### Instructions for the task
Restate the records in their entirety, word for word.

### Dataset
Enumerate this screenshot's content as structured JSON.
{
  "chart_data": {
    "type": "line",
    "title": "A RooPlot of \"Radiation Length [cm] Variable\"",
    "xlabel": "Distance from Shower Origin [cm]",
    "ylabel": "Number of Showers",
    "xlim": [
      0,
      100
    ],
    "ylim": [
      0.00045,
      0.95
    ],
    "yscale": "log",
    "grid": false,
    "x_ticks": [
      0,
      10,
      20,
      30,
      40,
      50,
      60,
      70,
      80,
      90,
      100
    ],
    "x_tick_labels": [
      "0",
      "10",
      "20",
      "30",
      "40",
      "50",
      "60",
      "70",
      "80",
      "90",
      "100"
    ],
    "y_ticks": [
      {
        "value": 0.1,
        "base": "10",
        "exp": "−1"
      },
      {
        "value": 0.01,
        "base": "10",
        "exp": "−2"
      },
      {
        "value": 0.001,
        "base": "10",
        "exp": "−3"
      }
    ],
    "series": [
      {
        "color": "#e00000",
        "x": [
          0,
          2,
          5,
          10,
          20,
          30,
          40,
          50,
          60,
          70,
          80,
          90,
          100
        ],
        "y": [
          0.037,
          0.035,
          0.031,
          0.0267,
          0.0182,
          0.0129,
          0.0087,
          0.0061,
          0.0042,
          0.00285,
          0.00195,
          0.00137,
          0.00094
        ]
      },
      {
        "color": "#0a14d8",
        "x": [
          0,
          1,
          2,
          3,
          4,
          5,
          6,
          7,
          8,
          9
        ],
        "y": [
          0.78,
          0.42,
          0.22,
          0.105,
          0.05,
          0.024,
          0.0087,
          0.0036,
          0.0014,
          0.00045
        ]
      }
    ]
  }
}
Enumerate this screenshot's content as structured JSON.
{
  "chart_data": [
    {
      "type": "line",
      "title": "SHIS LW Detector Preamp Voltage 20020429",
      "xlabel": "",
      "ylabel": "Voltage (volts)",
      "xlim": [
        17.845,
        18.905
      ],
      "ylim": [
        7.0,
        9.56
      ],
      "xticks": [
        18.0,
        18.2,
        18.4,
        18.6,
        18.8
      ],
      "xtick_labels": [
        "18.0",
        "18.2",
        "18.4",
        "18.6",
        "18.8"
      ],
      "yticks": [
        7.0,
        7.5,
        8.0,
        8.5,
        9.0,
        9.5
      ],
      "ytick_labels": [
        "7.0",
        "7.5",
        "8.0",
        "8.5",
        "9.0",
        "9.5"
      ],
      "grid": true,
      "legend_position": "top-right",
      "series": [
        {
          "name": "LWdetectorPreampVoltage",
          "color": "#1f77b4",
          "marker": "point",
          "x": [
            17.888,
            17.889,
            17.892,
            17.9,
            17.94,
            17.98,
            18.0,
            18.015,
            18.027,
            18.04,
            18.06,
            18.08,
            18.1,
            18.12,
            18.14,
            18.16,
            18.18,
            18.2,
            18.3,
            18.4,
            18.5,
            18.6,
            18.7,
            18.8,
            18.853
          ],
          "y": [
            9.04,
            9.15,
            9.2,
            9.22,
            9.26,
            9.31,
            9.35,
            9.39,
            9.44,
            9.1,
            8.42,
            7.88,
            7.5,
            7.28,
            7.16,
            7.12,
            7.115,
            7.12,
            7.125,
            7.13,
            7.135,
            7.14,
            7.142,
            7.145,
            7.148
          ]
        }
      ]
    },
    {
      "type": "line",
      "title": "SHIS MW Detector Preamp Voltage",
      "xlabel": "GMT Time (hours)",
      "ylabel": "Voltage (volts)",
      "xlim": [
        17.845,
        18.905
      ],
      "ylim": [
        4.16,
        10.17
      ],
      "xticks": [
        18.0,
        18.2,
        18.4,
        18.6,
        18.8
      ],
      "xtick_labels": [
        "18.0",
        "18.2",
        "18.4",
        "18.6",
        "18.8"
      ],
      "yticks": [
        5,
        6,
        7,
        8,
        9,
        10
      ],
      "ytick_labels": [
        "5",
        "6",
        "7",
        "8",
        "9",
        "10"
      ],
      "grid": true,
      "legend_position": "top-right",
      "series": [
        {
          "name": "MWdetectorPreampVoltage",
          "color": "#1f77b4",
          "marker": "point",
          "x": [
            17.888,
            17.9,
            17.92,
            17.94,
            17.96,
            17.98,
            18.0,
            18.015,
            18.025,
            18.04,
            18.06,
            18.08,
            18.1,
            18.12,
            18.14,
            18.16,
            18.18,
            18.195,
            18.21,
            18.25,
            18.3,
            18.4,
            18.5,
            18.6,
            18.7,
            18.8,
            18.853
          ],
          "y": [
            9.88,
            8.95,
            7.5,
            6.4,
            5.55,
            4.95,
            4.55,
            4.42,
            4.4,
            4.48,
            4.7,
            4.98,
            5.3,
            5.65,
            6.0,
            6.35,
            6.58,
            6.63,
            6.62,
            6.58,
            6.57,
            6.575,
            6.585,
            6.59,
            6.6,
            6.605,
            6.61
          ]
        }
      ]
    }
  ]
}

### Response to this task
Enumerate this screenshot's content as structured JSON.
{
  "chart_data": {
    "type": "line",
    "title": "A RooPlot of \"Radiation Length [cm] Variable\"",
    "xlabel": "Distance from Shower Origin [cm]",
    "ylabel": "Number of Showers",
    "xlim": [
      0,
      100
    ],
    "ylim": [
      0.00045,
      0.95
    ],
    "yscale": "log",
    "grid": false,
    "x_ticks": [
      0,
      10,
      20,
      30,
      40,
      50,
      60,
      70,
      80,
      90,
      100
    ],
    "x_tick_labels": [
      "0",
      "10",
      "20",
      "30",
      "40",
      "50",
      "60",
      "70",
      "80",
      "90",
      "100"
    ],
    "y_ticks": [
      {
        "value": 0.1,
        "base": "10",
        "exp": "−1"
      },
      {
        "value": 0.01,
        "base": "10",
        "exp": "−2"
      },
      {
        "value": 0.001,
        "base": "10",
        "exp": "−3"
      }
    ],
    "series": [
      {
        "color": "#e00000",
        "x": [
          0,
          2,
          5,
          10,
          20,
          30,
          40,
          50,
          60,
          70,
          80,
          90,
          100
        ],
        "y": [
          0.037,
          0.035,
          0.031,
          0.0267,
          0.0182,
          0.0129,
          0.0087,
          0.0061,
          0.0042,
          0.00285,
          0.00195,
          0.00137,
          0.00094
        ]
      },
      {
        "color": "#0a14d8",
        "x": [
          0,
          1,
          2,
          3,
          4,
          5,
          6,
          7,
          8,
          9
        ],
        "y": [
          0.78,
          0.42,
          0.22,
          0.105,
          0.05,
          0.024,
          0.0087,
          0.0036,
          0.0014,
          0.00045
        ]
      }
    ]
  }
}
Enumerate this screenshot's content as structured JSON.
{
  "chart_data": [
    {
      "type": "line",
      "title": "SHIS LW Detector Preamp Voltage 20020429",
      "xlabel": "",
      "ylabel": "Voltage (volts)",
      "xlim": [
        17.845,
        18.905
      ],
      "ylim": [
        7.0,
        9.56
      ],
      "xticks": [
        18.0,
        18.2,
        18.4,
        18.6,
        18.8
      ],
      "xtick_labels": [
        "18.0",
        "18.2",
        "18.4",
        "18.6",
        "18.8"
      ],
      "yticks": [
        7.0,
        7.5,
        8.0,
        8.5,
        9.0,
        9.5
      ],
      "ytick_labels": [
        "7.0",
        "7.5",
        "8.0",
        "8.5",
        "9.0",
        "9.5"
      ],
      "grid": true,
      "legend_position": "top-right",
      "series": [
        {
          "name": "LWdetectorPreampVoltage",
          "color": "#1f77b4",
          "marker": "point",
          "x": [
            17.888,
            17.889,
            17.892,
            17.9,
            17.94,
            17.98,
            18.0,
            18.015,
            18.027,
            18.04,
            18.06,
            18.08,
            18.1,
            18.12,
            18.14,
            18.16,
            18.18,
            18.2,
            18.3,
            18.4,
            18.5,
            18.6,
            18.7,
            18.8,
            18.853
          ],
          "y": [
            9.04,
            9.15,
            9.2,
            9.22,
            9.26,
            9.31,
            9.35,
            9.39,
            9.44,
            9.1,
            8.42,
            7.88,
            7.5,
            7.28,
            7.16,
            7.12,
            7.115,
            7.12,
            7.125,
            7.13,
            7.135,
            7.14,
            7.142,
            7.145,
            7.148
          ]
        }
      ]
    },
    {
      "type": "line",
      "title": "SHIS MW Detector Preamp Voltage",
      "xlabel": "GMT Time (hours)",
      "ylabel": "Voltage (volts)",
      "xlim": [
        17.845,
        18.905
      ],
      "ylim": [
        4.16,
        10.17
      ],
      "xticks": [
        18.0,
        18.2,
        18.4,
        18.6,
        18.8
      ],
      "xtick_labels": [
        "18.0",
        "18.2",
        "18.4",
        "18.6",
        "18.8"
      ],
      "yticks": [
        5,
        6,
        7,
        8,
        9,
        10
      ],
      "ytick_labels": [
        "5",
        "6",
        "7",
        "8",
        "9",
        "10"
      ],
      "grid": true,
      "legend_position": "top-right",
      "series": [
        {
          "name": "MWdetectorPreampVoltage",
          "color": "#1f77b4",
          "marker": "point",
          "x": [
            17.888,
            17.9,
            17.92,
            17.94,
            17.96,
            17.98,
            18.0,
            18.015,
            18.025,
            18.04,
            18.06,
            18.08,
            18.1,
            18.12,
            18.14,
            18.16,
            18.18,
            18.195,
            18.21,
            18.25,
            18.3,
            18.4,
            18.5,
            18.6,
            18.7,
            18.8,
            18.853
          ],
          "y": [
            9.88,
            8.95,
            7.5,
            6.4,
            5.55,
            4.95,
            4.55,
            4.42,
            4.4,
            4.48,
            4.7,
            4.98,
            5.3,
            5.65,
            6.0,
            6.35,
            6.58,
            6.63,
            6.62,
            6.58,
            6.57,
            6.575,
            6.585,
            6.59,
            6.6,
            6.605,
            6.61
          ]
        }
      ]
    }
  ]
}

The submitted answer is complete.